Description of the task:
Every line below is to be copied exactly, with the pictures left out.

[Start of Data provided]

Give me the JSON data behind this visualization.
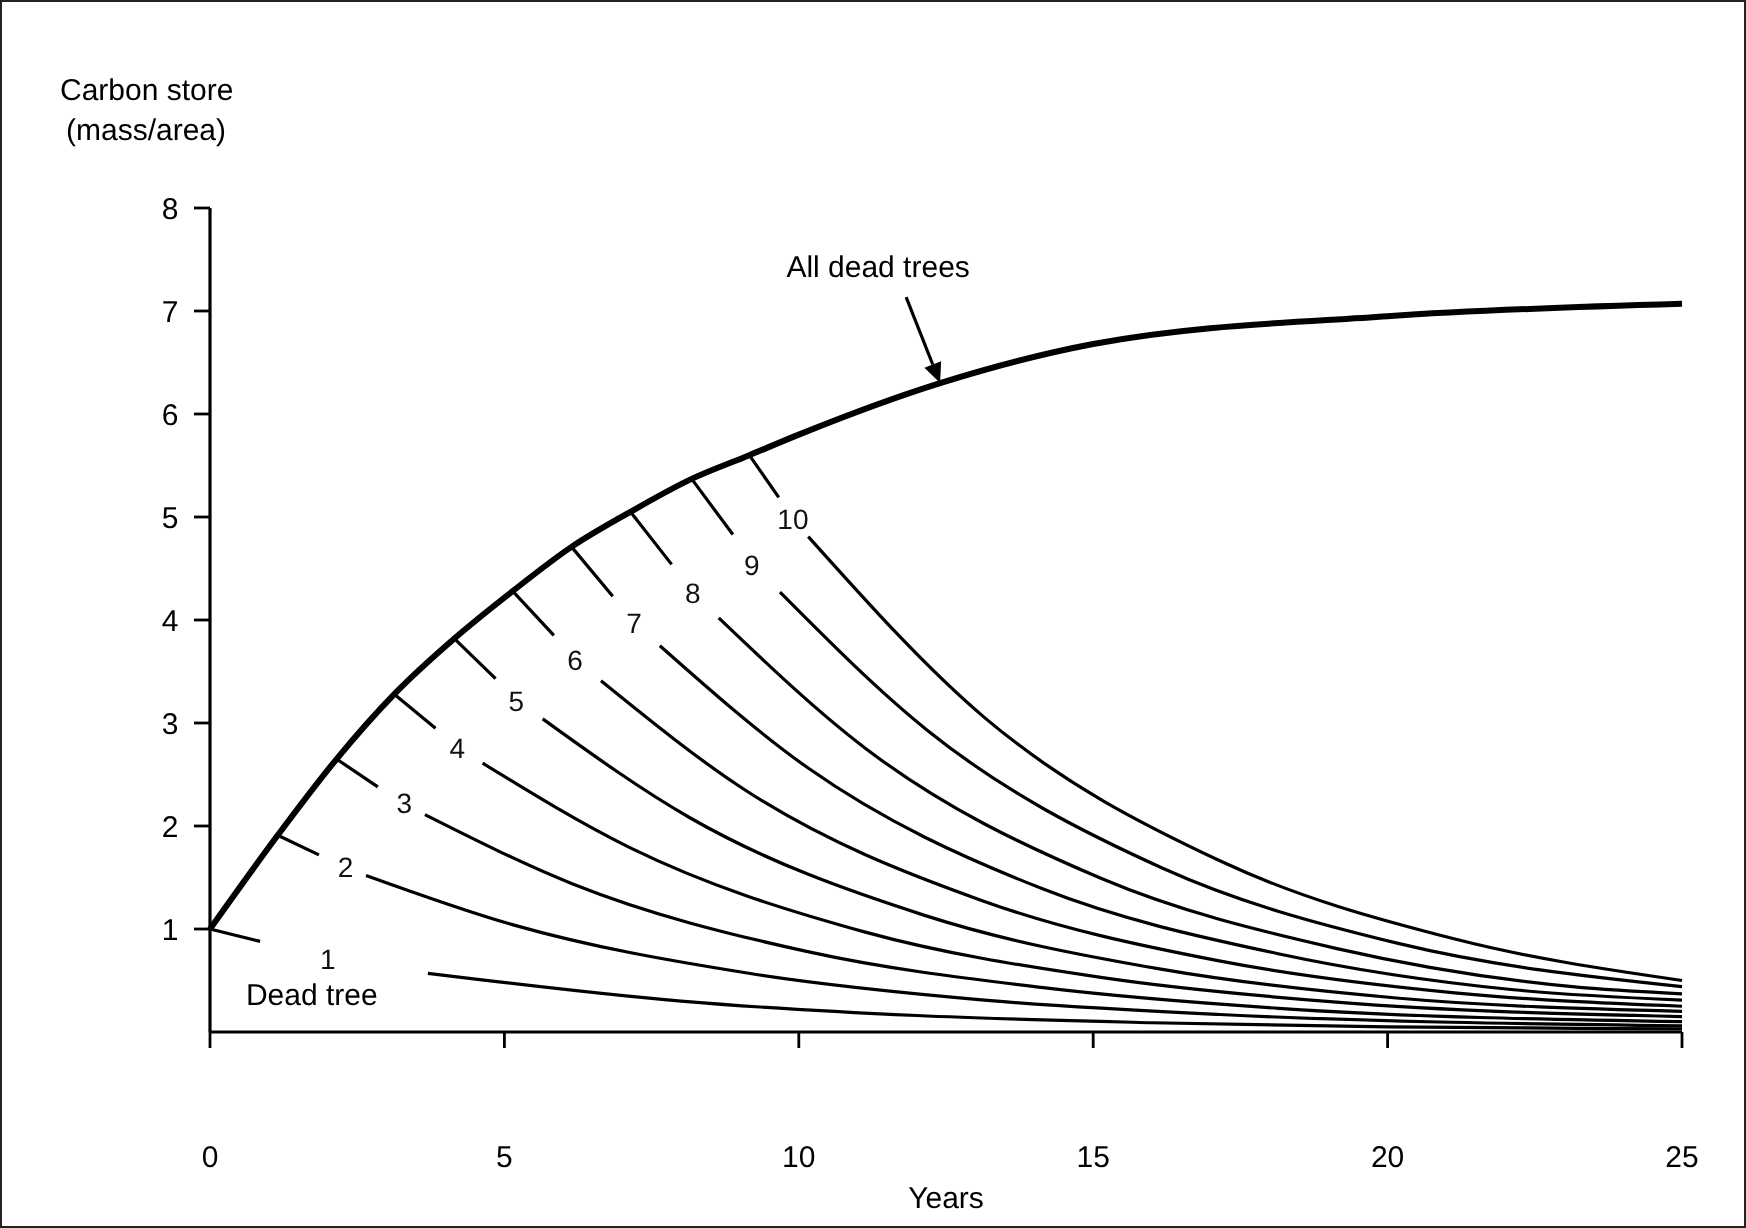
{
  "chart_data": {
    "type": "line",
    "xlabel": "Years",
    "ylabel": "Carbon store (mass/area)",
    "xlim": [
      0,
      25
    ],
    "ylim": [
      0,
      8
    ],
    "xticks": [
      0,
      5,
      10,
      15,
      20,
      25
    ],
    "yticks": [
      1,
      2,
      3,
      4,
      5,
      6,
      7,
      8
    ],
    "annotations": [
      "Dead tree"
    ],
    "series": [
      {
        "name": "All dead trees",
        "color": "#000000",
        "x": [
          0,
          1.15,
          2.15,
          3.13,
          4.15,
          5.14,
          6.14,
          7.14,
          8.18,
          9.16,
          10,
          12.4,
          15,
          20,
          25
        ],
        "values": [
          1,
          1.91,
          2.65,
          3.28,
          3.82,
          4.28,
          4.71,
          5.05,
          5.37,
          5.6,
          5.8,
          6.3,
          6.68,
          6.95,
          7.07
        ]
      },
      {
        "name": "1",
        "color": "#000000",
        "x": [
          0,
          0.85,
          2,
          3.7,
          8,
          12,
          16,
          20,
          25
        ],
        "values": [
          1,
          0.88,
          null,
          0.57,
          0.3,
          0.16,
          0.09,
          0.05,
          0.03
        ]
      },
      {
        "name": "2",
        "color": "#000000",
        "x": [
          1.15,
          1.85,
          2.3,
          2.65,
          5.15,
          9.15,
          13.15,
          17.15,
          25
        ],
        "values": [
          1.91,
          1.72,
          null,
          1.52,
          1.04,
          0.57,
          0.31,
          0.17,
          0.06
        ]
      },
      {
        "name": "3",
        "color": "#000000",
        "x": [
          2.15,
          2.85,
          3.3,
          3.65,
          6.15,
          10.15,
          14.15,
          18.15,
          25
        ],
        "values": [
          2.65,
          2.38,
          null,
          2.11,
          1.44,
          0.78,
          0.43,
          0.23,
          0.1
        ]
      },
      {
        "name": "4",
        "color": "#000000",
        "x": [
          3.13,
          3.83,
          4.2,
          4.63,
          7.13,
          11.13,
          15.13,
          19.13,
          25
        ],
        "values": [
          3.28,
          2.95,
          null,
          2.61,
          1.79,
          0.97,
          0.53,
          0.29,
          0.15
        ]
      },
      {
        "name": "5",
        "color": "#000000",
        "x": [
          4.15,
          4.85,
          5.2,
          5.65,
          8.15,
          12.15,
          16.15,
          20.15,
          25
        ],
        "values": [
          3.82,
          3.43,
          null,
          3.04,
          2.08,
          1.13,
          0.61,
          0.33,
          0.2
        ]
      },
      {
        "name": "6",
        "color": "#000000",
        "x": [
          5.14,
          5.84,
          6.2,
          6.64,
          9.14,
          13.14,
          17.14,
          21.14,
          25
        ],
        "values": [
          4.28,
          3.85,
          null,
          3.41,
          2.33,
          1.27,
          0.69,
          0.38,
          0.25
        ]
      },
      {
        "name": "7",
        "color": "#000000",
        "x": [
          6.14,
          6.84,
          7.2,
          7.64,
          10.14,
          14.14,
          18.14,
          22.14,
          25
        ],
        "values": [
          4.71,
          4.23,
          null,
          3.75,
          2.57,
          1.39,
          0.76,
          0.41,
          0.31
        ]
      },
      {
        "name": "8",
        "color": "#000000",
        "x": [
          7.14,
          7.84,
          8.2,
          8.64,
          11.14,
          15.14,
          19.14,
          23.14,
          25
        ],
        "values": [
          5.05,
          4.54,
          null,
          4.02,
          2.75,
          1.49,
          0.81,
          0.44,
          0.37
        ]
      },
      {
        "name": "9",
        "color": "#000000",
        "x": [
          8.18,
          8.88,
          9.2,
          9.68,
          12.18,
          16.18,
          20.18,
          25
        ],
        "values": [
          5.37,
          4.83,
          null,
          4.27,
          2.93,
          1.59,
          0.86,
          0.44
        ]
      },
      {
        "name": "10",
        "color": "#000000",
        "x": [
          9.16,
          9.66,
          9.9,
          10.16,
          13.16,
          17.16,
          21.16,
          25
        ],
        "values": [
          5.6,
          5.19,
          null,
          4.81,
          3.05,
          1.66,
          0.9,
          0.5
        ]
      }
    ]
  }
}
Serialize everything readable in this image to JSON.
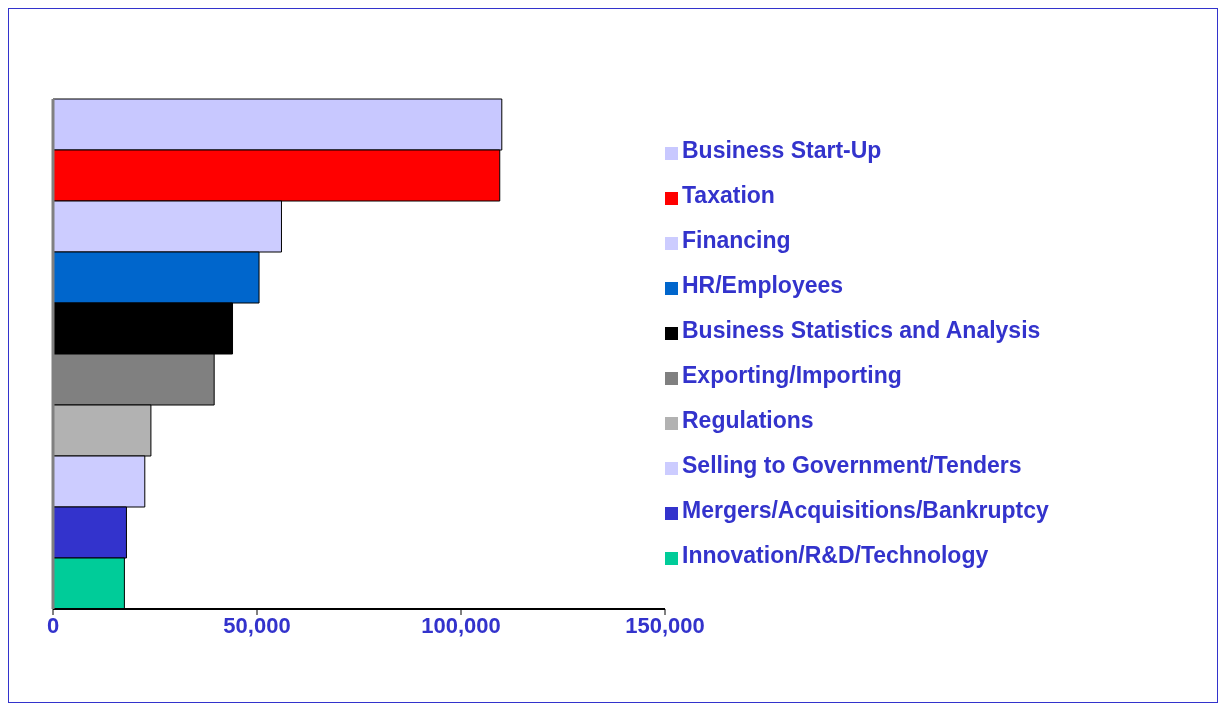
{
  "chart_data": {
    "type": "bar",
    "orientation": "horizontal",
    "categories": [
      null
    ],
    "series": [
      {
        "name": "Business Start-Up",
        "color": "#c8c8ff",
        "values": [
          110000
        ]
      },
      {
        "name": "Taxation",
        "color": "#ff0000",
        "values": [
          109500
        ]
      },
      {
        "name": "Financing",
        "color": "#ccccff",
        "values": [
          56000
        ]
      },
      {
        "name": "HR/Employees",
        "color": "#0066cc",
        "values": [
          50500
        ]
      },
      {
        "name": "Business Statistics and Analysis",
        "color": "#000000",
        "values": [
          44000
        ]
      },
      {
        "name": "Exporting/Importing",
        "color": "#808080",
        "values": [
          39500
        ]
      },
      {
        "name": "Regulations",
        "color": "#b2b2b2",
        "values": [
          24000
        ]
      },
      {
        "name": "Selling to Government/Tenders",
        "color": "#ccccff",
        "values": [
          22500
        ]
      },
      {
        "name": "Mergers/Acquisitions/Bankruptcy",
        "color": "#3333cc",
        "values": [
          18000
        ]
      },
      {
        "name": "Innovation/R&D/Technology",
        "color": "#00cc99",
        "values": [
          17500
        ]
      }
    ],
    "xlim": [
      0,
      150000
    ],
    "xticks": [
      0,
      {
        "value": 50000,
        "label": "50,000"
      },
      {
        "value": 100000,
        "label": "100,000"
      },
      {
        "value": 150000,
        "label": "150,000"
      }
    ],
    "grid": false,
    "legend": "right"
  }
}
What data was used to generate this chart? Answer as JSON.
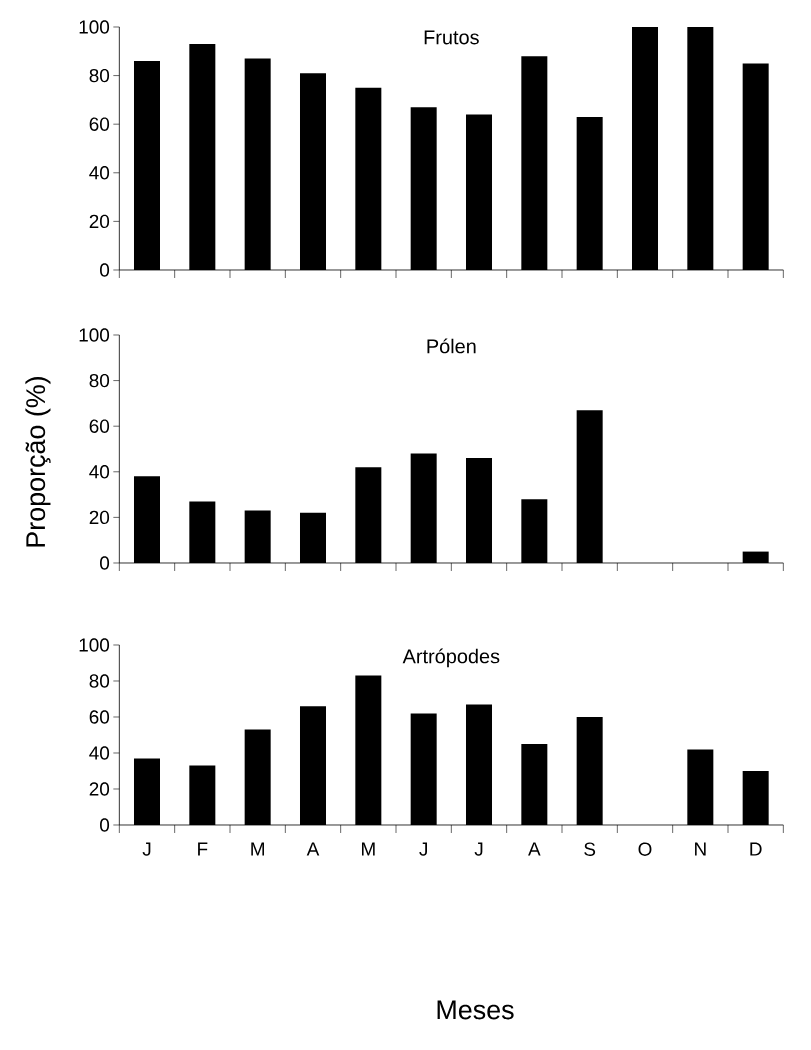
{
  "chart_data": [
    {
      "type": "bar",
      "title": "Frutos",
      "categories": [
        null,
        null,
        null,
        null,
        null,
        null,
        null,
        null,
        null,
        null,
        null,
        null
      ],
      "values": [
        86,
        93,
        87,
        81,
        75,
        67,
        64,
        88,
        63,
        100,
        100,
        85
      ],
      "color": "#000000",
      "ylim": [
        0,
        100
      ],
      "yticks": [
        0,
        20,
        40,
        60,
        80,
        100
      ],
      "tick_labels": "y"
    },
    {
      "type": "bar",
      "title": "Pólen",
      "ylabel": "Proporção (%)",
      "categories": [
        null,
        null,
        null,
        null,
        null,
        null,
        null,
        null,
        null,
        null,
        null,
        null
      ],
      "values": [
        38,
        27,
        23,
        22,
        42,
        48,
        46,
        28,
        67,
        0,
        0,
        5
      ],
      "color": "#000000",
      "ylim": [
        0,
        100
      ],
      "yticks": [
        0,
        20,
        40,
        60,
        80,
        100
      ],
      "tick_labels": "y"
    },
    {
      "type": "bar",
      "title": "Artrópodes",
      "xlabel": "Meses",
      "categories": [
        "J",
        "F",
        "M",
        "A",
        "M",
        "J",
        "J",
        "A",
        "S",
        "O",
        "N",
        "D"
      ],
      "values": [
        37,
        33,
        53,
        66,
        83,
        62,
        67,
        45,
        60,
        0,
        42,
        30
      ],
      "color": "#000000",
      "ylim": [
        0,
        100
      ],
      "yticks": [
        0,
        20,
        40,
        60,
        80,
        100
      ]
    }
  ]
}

[End of Data provided]

Solution:
Give me the JSON data behind this visualization.
{
  "chart_data": {
    "type": "line",
    "xlabel": "Years",
    "ylabel": "Carbon store (mass/area)",
    "xlim": [
      0,
      25
    ],
    "ylim": [
      0,
      8
    ],
    "xticks": [
      0,
      5,
      10,
      15,
      20,
      25
    ],
    "yticks": [
      1,
      2,
      3,
      4,
      5,
      6,
      7,
      8
    ],
    "annotations": [
      "Dead tree"
    ],
    "series": [
      {
        "name": "All dead trees",
        "color": "#000000",
        "x": [
          0,
          1.15,
          2.15,
          3.13,
          4.15,
          5.14,
          6.14,
          7.14,
          8.18,
          9.16,
          10,
          12.4,
          15,
          20,
          25
        ],
        "values": [
          1,
          1.91,
          2.65,
          3.28,
          3.82,
          4.28,
          4.71,
          5.05,
          5.37,
          5.6,
          5.8,
          6.3,
          6.68,
          6.95,
          7.07
        ]
      },
      {
        "name": "1",
        "color": "#000000",
        "x": [
          0,
          0.85,
          2,
          3.7,
          8,
          12,
          16,
          20,
          25
        ],
        "values": [
          1,
          0.88,
          null,
          0.57,
          0.3,
          0.16,
          0.09,
          0.05,
          0.03
        ]
      },
      {
        "name": "2",
        "color": "#000000",
        "x": [
          1.15,
          1.85,
          2.3,
          2.65,
          5.15,
          9.15,
          13.15,
          17.15,
          25
        ],
        "values": [
          1.91,
          1.72,
          null,
          1.52,
          1.04,
          0.57,
          0.31,
          0.17,
          0.06
        ]
      },
      {
        "name": "3",
        "color": "#000000",
        "x": [
          2.15,
          2.85,
          3.3,
          3.65,
          6.15,
          10.15,
          14.15,
          18.15,
          25
        ],
        "values": [
          2.65,
          2.38,
          null,
          2.11,
          1.44,
          0.78,
          0.43,
          0.23,
          0.1
        ]
      },
      {
        "name": "4",
        "color": "#000000",
        "x": [
          3.13,
          3.83,
          4.2,
          4.63,
          7.13,
          11.13,
          15.13,
          19.13,
          25
        ],
        "values": [
          3.28,
          2.95,
          null,
          2.61,
          1.79,
          0.97,
          0.53,
          0.29,
          0.15
        ]
      },
      {
        "name": "5",
        "color": "#000000",
        "x": [
          4.15,
          4.85,
          5.2,
          5.65,
          8.15,
          12.15,
          16.15,
          20.15,
          25
        ],
        "values": [
          3.82,
          3.43,
          null,
          3.04,
          2.08,
          1.13,
          0.61,
          0.33,
          0.2
        ]
      },
      {
        "name": "6",
        "color": "#000000",
        "x": [
          5.14,
          5.84,
          6.2,
          6.64,
          9.14,
          13.14,
          17.14,
          21.14,
          25
        ],
        "values": [
          4.28,
          3.85,
          null,
          3.41,
          2.33,
          1.27,
          0.69,
          0.38,
          0.25
        ]
      },
      {
        "name": "7",
        "color": "#000000",
        "x": [
          6.14,
          6.84,
          7.2,
          7.64,
          10.14,
          14.14,
          18.14,
          22.14,
          25
        ],
        "values": [
          4.71,
          4.23,
          null,
          3.75,
          2.57,
          1.39,
          0.76,
          0.41,
          0.31
        ]
      },
      {
        "name": "8",
        "color": "#000000",
        "x": [
          7.14,
          7.84,
          8.2,
          8.64,
          11.14,
          15.14,
          19.14,
          23.14,
          25
        ],
        "values": [
          5.05,
          4.54,
          null,
          4.02,
          2.75,
          1.49,
          0.81,
          0.44,
          0.37
        ]
      },
      {
        "name": "9",
        "color": "#000000",
        "x": [
          8.18,
          8.88,
          9.2,
          9.68,
          12.18,
          16.18,
          20.18,
          25
        ],
        "values": [
          5.37,
          4.83,
          null,
          4.27,
          2.93,
          1.59,
          0.86,
          0.44
        ]
      },
      {
        "name": "10",
        "color": "#000000",
        "x": [
          9.16,
          9.66,
          9.9,
          10.16,
          13.16,
          17.16,
          21.16,
          25
        ],
        "values": [
          5.6,
          5.19,
          null,
          4.81,
          3.05,
          1.66,
          0.9,
          0.5
        ]
      }
    ]
  }
}
Serialize everything readable in this image to JSON.
{
  "chart_data": {
    "type": "bar",
    "orientation": "horizontal",
    "categories": [
      null
    ],
    "series": [
      {
        "name": "Business Start-Up",
        "color": "#c8c8ff",
        "values": [
          110000
        ]
      },
      {
        "name": "Taxation",
        "color": "#ff0000",
        "values": [
          109500
        ]
      },
      {
        "name": "Financing",
        "color": "#ccccff",
        "values": [
          56000
        ]
      },
      {
        "name": "HR/Employees",
        "color": "#0066cc",
        "values": [
          50500
        ]
      },
      {
        "name": "Business Statistics and Analysis",
        "color": "#000000",
        "values": [
          44000
        ]
      },
      {
        "name": "Exporting/Importing",
        "color": "#808080",
        "values": [
          39500
        ]
      },
      {
        "name": "Regulations",
        "color": "#b2b2b2",
        "values": [
          24000
        ]
      },
      {
        "name": "Selling to Government/Tenders",
        "color": "#ccccff",
        "values": [
          22500
        ]
      },
      {
        "name": "Mergers/Acquisitions/Bankruptcy",
        "color": "#3333cc",
        "values": [
          18000
        ]
      },
      {
        "name": "Innovation/R&D/Technology",
        "color": "#00cc99",
        "values": [
          17500
        ]
      }
    ],
    "xlim": [
      0,
      150000
    ],
    "xticks": [
      0,
      {
        "value": 50000,
        "label": "50,000"
      },
      {
        "value": 100000,
        "label": "100,000"
      },
      {
        "value": 150000,
        "label": "150,000"
      }
    ],
    "grid": false,
    "legend": "right"
  }
}
What data was used to generate this chart? Answer as JSON.
{
  "chart_data": [
    {
      "type": "bar",
      "title": "Frutos",
      "categories": [
        null,
        null,
        null,
        null,
        null,
        null,
        null,
        null,
        null,
        null,
        null,
        null
      ],
      "values": [
        86,
        93,
        87,
        81,
        75,
        67,
        64,
        88,
        63,
        100,
        100,
        85
      ],
      "color": "#000000",
      "ylim": [
        0,
        100
      ],
      "yticks": [
        0,
        20,
        40,
        60,
        80,
        100
      ],
      "tick_labels": "y"
    },
    {
      "type": "bar",
      "title": "Pólen",
      "ylabel": "Proporção (%)",
      "categories": [
        null,
        null,
        null,
        null,
        null,
        null,
        null,
        null,
        null,
        null,
        null,
        null
      ],
      "values": [
        38,
        27,
        23,
        22,
        42,
        48,
        46,
        28,
        67,
        0,
        0,
        5
      ],
      "color": "#000000",
      "ylim": [
        0,
        100
      ],
      "yticks": [
        0,
        20,
        40,
        60,
        80,
        100
      ],
      "tick_labels": "y"
    },
    {
      "type": "bar",
      "title": "Artrópodes",
      "xlabel": "Meses",
      "categories": [
        "J",
        "F",
        "M",
        "A",
        "M",
        "J",
        "J",
        "A",
        "S",
        "O",
        "N",
        "D"
      ],
      "values": [
        37,
        33,
        53,
        66,
        83,
        62,
        67,
        45,
        60,
        0,
        42,
        30
      ],
      "color": "#000000",
      "ylim": [
        0,
        100
      ],
      "yticks": [
        0,
        20,
        40,
        60,
        80,
        100
      ]
    }
  ]
}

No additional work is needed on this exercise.